Records:
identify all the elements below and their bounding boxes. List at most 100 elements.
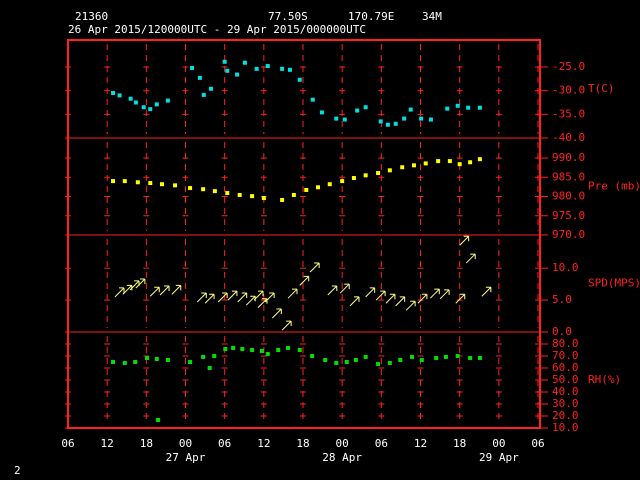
data-point	[443, 354, 448, 359]
y-tick-label: 990.0	[552, 151, 585, 164]
day-label: 27 Apr	[166, 451, 206, 464]
x-tick-label: 00	[179, 437, 192, 450]
y-tick-label: 50.0	[552, 373, 579, 386]
y-tick-label: 970.0	[552, 228, 585, 241]
x-tick-label: 00	[492, 437, 505, 450]
data-point	[408, 107, 413, 112]
data-point	[240, 347, 245, 352]
data-point	[133, 100, 138, 105]
data-point	[201, 187, 206, 192]
wind-arrow	[271, 308, 282, 319]
data-point	[207, 366, 212, 370]
data-point	[423, 161, 428, 166]
data-point	[254, 66, 259, 71]
x-tick-label: 06	[531, 437, 544, 450]
wind-arrow	[349, 296, 360, 307]
elevation: 34M	[422, 10, 442, 23]
data-point	[148, 107, 153, 112]
wind-arrow	[405, 300, 416, 311]
wind-arrow	[217, 292, 228, 303]
wind-arrow	[281, 320, 292, 331]
data-point	[117, 93, 122, 98]
y-tick-label: 80.0	[552, 337, 579, 350]
x-tick-label: 00	[336, 437, 349, 450]
data-point	[419, 357, 424, 362]
data-point	[385, 122, 390, 127]
data-point	[436, 159, 441, 164]
longitude: 170.79E	[348, 10, 394, 23]
data-point	[188, 360, 193, 364]
data-point	[122, 179, 127, 184]
x-tick-label: 06	[375, 437, 388, 450]
wind-arrow	[465, 253, 476, 264]
data-point	[363, 105, 368, 110]
data-point	[235, 72, 240, 77]
data-point	[287, 67, 292, 72]
wind-arrow	[227, 290, 238, 301]
wind-arrow	[417, 293, 428, 304]
data-point	[261, 196, 266, 201]
day-label: 29 Apr	[479, 451, 519, 464]
y-tick-label: 5.0	[552, 293, 572, 306]
data-point	[231, 345, 236, 350]
y-tick-label: 70.0	[552, 349, 579, 362]
wind-arrow	[375, 290, 386, 301]
data-point	[250, 348, 255, 352]
y-tick-label: -25.0	[552, 60, 585, 73]
data-point	[323, 357, 328, 362]
data-point	[285, 345, 290, 350]
data-point	[310, 97, 315, 102]
data-point	[342, 117, 347, 122]
data-point	[468, 356, 473, 361]
data-point	[165, 98, 170, 103]
period: 26 Apr 2015/120000UTC - 29 Apr 2015/0000…	[68, 23, 366, 36]
data-point	[154, 102, 159, 107]
data-point	[225, 68, 230, 73]
data-point	[188, 186, 193, 191]
station-id: 21360	[75, 10, 108, 23]
data-point	[304, 187, 309, 192]
y-tick-label: 20.0	[552, 409, 579, 422]
x-tick-label: 06	[218, 437, 231, 450]
data-point	[411, 163, 416, 168]
data-point	[419, 116, 424, 121]
day-label: 28 Apr	[322, 451, 362, 464]
x-tick-label: 12	[257, 437, 270, 450]
data-point	[190, 65, 195, 70]
data-point	[400, 165, 405, 170]
data-point	[376, 171, 381, 176]
wind-arrow	[439, 289, 450, 300]
data-point	[387, 360, 392, 365]
data-point	[402, 116, 407, 121]
data-point	[468, 160, 473, 165]
wind-arrow	[264, 292, 275, 303]
wind-arrow	[114, 287, 125, 298]
data-point	[212, 354, 217, 358]
wind-arrow	[339, 283, 350, 294]
latitude: 77.50S	[268, 10, 308, 23]
wind-arrow	[253, 290, 264, 301]
data-point	[133, 360, 138, 364]
wind-arrow	[481, 286, 492, 297]
wind-arrow	[204, 293, 215, 304]
x-tick-label: 18	[140, 437, 153, 450]
data-point	[455, 103, 460, 108]
wind-arrow	[429, 288, 440, 299]
data-point	[428, 117, 433, 122]
data-point	[201, 92, 206, 97]
data-point	[319, 110, 324, 115]
data-point	[340, 179, 345, 184]
y-axis-label: T(C)	[588, 82, 615, 95]
data-point	[363, 354, 368, 359]
wind-arrow	[196, 292, 207, 303]
data-point	[297, 348, 302, 352]
y-axis-label: Pre (mb)	[588, 180, 640, 193]
y-tick-label: -30.0	[552, 84, 585, 97]
wind-arrow	[309, 262, 320, 273]
data-point	[128, 96, 133, 101]
y-axis-label: SPD(MPS)	[588, 277, 640, 290]
data-point	[148, 181, 153, 186]
data-point	[237, 192, 242, 197]
data-point	[447, 159, 452, 164]
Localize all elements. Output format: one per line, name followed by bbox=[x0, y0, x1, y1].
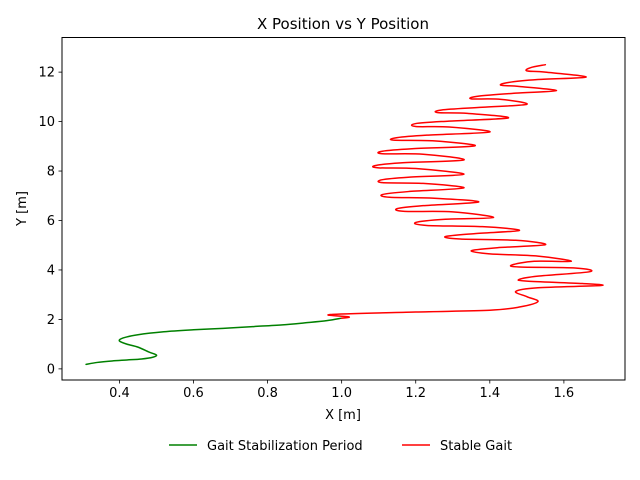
x-tick-label: 0.4 bbox=[109, 386, 130, 401]
y-tick-label: 0 bbox=[47, 362, 55, 377]
x-tick-label: 1.2 bbox=[405, 386, 426, 401]
x-tick-label: 1.4 bbox=[479, 386, 500, 401]
legend: Gait Stabilization Period Stable Gait bbox=[169, 439, 512, 454]
series-line-gait-stabilization-period bbox=[85, 317, 343, 366]
x-axis-label: X [m] bbox=[325, 408, 361, 423]
series-line-stable-gait bbox=[327, 63, 604, 319]
legend-item-gait-stabilization-period: Gait Stabilization Period bbox=[169, 439, 363, 454]
chart-title: X Position vs Y Position bbox=[257, 15, 429, 33]
y-tick-label: 2 bbox=[47, 313, 55, 328]
y-tick-label: 12 bbox=[38, 66, 55, 81]
legend-item-stable-gait: Stable Gait bbox=[402, 439, 512, 454]
x-tick-label: 0.8 bbox=[257, 386, 278, 401]
x-tick-label: 1.0 bbox=[331, 386, 352, 401]
plot-frame bbox=[61, 37, 626, 381]
y-tick-label: 4 bbox=[47, 263, 55, 278]
x-tick-label: 1.6 bbox=[554, 386, 575, 401]
legend-label: Gait Stabilization Period bbox=[207, 439, 363, 454]
y-tick-label: 8 bbox=[47, 165, 55, 180]
y-tick-label: 10 bbox=[38, 115, 55, 130]
y-tick-label: 6 bbox=[47, 214, 55, 229]
x-tick-label: 0.6 bbox=[183, 386, 204, 401]
legend-label: Stable Gait bbox=[440, 439, 512, 454]
y-axis-label: Y [m] bbox=[15, 191, 30, 227]
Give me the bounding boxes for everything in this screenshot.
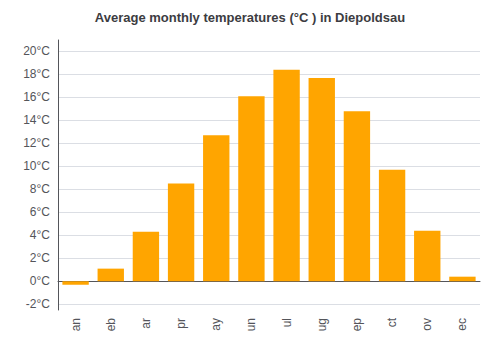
svg-text:an: an [69, 318, 83, 331]
svg-text:8°C: 8°C [30, 182, 50, 196]
svg-text:ec: ec [455, 318, 469, 331]
svg-text:pr: pr [174, 318, 188, 329]
svg-text:ul: ul [280, 318, 294, 327]
svg-text:18°C: 18°C [23, 67, 50, 81]
svg-text:10°C: 10°C [23, 159, 50, 173]
svg-text:14°C: 14°C [23, 113, 50, 127]
svg-text:ct: ct [385, 317, 399, 327]
svg-text:12°C: 12°C [23, 136, 50, 150]
svg-text:un: un [244, 318, 258, 331]
svg-text:0°C: 0°C [30, 274, 50, 288]
svg-text:ep: ep [350, 318, 364, 332]
svg-text:-2°C: -2°C [26, 297, 50, 311]
svg-text:ov: ov [420, 318, 434, 331]
svg-text:eb: eb [104, 318, 118, 332]
svg-text:ug: ug [315, 318, 329, 331]
svg-text:6°C: 6°C [30, 205, 50, 219]
svg-text:ay: ay [209, 318, 223, 331]
svg-text:ar: ar [139, 318, 153, 329]
svg-text:Average monthly temperatures (: Average monthly temperatures (°C ) in Di… [95, 10, 405, 25]
svg-text:2°C: 2°C [30, 251, 50, 265]
svg-text:4°C: 4°C [30, 228, 50, 242]
svg-text:16°C: 16°C [23, 90, 50, 104]
svg-text:20°C: 20°C [23, 44, 50, 58]
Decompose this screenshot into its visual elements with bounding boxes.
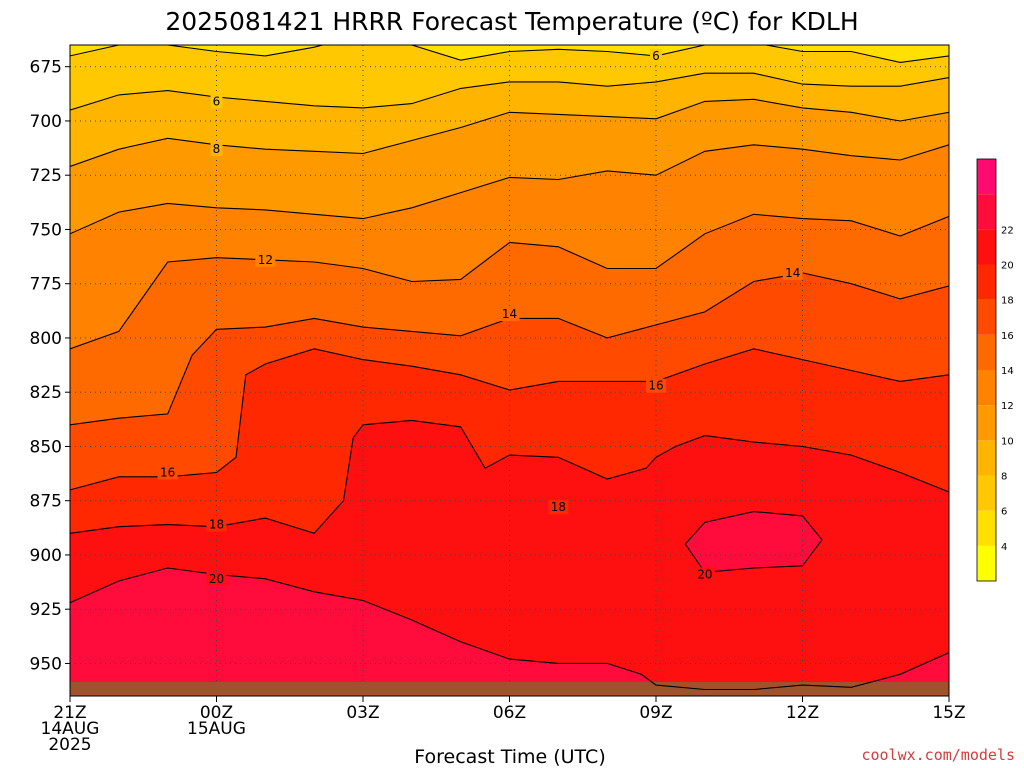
contour-labels: 6 6 8 12 14 14 16 16 18 18 20 20	[157, 48, 803, 586]
contour-label: 12	[258, 253, 273, 267]
colorbar-segment	[977, 229, 996, 265]
colorbar-tick-label: 16	[1001, 331, 1014, 342]
contour-label: 14	[785, 266, 800, 280]
y-tick-label: 700	[30, 112, 62, 132]
contour-label-bg	[255, 252, 276, 267]
y-tick-label: 775	[30, 275, 62, 295]
contour-label: 6	[213, 94, 221, 108]
isotherm-closed-22	[684, 511, 823, 573]
colorbar-tick-label: 18	[1001, 296, 1014, 307]
x-tick-label: 2025	[48, 735, 91, 755]
colorbar-segment	[977, 545, 996, 581]
contour-label: 8	[213, 142, 221, 156]
contour-label: 16	[648, 379, 663, 393]
colorbar-segment	[977, 475, 996, 511]
colorbar-tick-label: 14	[1001, 366, 1014, 377]
y-tick-label: 925	[30, 600, 62, 620]
colorbar-segment	[977, 264, 996, 300]
y-tick-label: 825	[30, 383, 62, 403]
colorbar-frame	[976, 158, 997, 582]
x-tick-label: 21Z	[53, 703, 86, 723]
colorbar-segment	[977, 370, 996, 406]
x-tick-label: 12Z	[786, 703, 819, 723]
y-tick-label: 725	[30, 166, 62, 186]
contour-label-bg	[694, 567, 715, 582]
colorbar-tick-label: 20	[1001, 261, 1014, 272]
colorbar-tick-label: 22	[1001, 225, 1014, 236]
y-tick-label: 950	[30, 654, 62, 674]
y-tick-label: 875	[30, 492, 62, 512]
colorbar-tick-label: 12	[1001, 401, 1014, 412]
isotherm-6	[70, 45, 949, 63]
y-tick-label: 675	[30, 58, 62, 78]
contour-label-bg	[548, 500, 569, 515]
x-tick-label: 03Z	[346, 703, 379, 723]
isotherm-20	[70, 419, 949, 534]
colorbar-tick-label: 6	[1001, 507, 1007, 518]
credit-text: coolwx.com/models	[861, 746, 1015, 764]
colorbar-tick-label: 10	[1001, 436, 1014, 447]
contour-label: 14	[502, 307, 517, 321]
y-tick-label: 850	[30, 437, 62, 457]
contour-label: 18	[209, 518, 224, 532]
y-tick-label: 750	[30, 220, 62, 240]
colorbar-segment	[977, 299, 996, 335]
isotherm-18	[70, 348, 949, 491]
colorbar: 4 6 8 10 12 14 16 18 20 22	[976, 158, 1014, 582]
contour-label-bg	[206, 517, 227, 532]
contour-label: 18	[551, 500, 566, 514]
band-above-22	[70, 568, 949, 696]
temperature-fill	[70, 45, 949, 696]
x-tick-label: 06Z	[493, 703, 526, 723]
contour-label: 20	[209, 572, 224, 586]
contour-label-bg	[646, 378, 666, 393]
isotherm-12	[70, 144, 949, 235]
contour-label-bg	[206, 571, 227, 586]
chart-title: 2025081421 HRRR Forecast Temperature (ºC…	[165, 7, 858, 36]
ground-strip	[70, 682, 949, 696]
contour-label-bg	[782, 265, 803, 280]
contour-label-bg	[210, 94, 223, 109]
contour-label: 6	[652, 49, 660, 63]
contour-label-bg	[499, 307, 520, 322]
contour-label: 20	[697, 567, 712, 581]
colorbar-segment	[977, 510, 996, 546]
contour-label-bg	[650, 48, 662, 63]
isotherm-14	[70, 213, 949, 350]
x-tick-label: 14AUG	[41, 719, 100, 739]
colorbar-segment	[977, 159, 996, 195]
contour-label-bg	[210, 142, 223, 157]
x-tick-label: 00Z	[200, 703, 233, 723]
y-axis: 675 700 725 750 775 800 825 850 875 900 925 950	[30, 58, 70, 674]
x-tick-label: 15Z	[932, 703, 965, 723]
y-tick-label: 800	[30, 329, 62, 349]
y-tick-label: 900	[30, 546, 62, 566]
contour-label-bg	[157, 465, 178, 480]
x-tick-label: 09Z	[639, 703, 672, 723]
x-tick-label: 15AUG	[187, 719, 246, 739]
colorbar-segment	[977, 334, 996, 370]
colorbar-segment	[977, 405, 996, 441]
colorbar-segment	[977, 194, 996, 230]
colorbar-tick-label: 8	[1001, 472, 1007, 483]
colorbar-segment	[977, 440, 996, 476]
colorbar-tick-label: 4	[1001, 542, 1007, 553]
contour-label: 16	[160, 465, 175, 479]
x-axis-label: Forecast Time (UTC)	[414, 746, 605, 768]
band-closed-22	[685, 511, 822, 573]
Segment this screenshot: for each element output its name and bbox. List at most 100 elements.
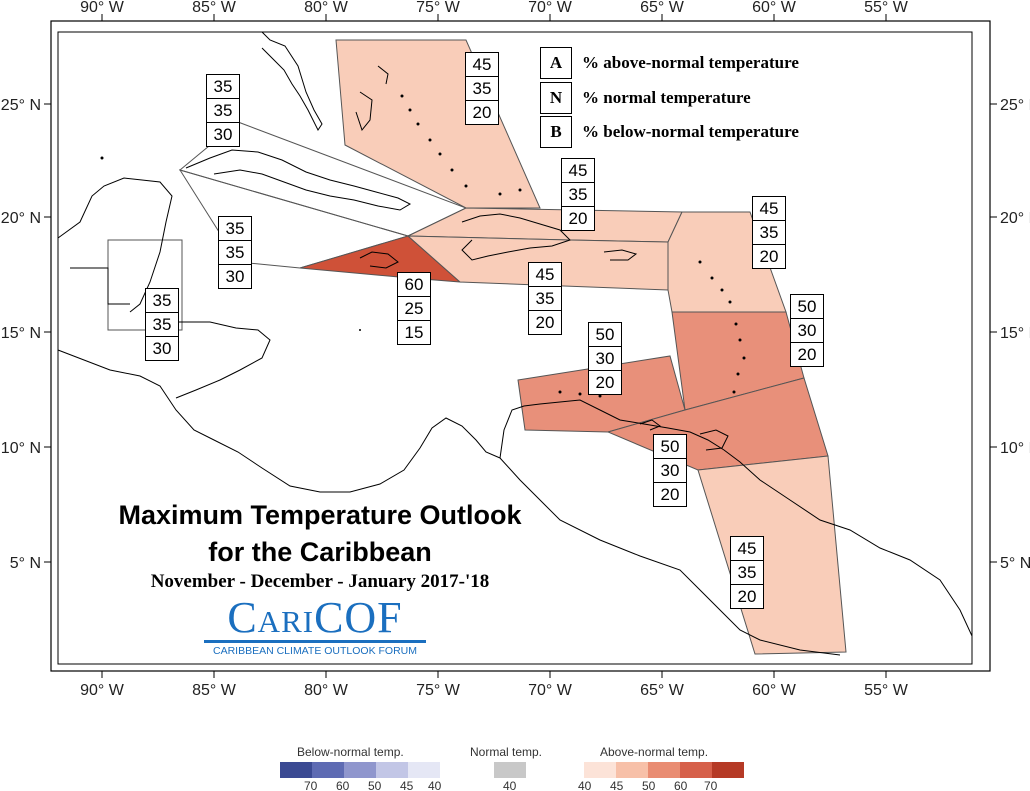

• To do:
Please convert the material from the line containing "contour-labels: 6 6" through the line containing "112, 62, 132]" into a Markdown table with the columns Row and Line Text, leaving out any blank lines.

• Finished exercise:
| Row | Line Text |
|---|---|
| 1 | contour-labels: 6 6 8 12 14 14 16 16 18 18 20 20	[157, 48, 803, 586] |
| 2 | contour-label: 12	[258, 253, 273, 267] |
| 3 | colorbar-segment	[977, 229, 996, 265] |
| 4 | colorbar-tick-label: 16	[1001, 331, 1014, 342] |
| 5 | contour-label: 14	[785, 266, 800, 280] |
| 6 | y-tick-label: 700	[30, 112, 62, 132] |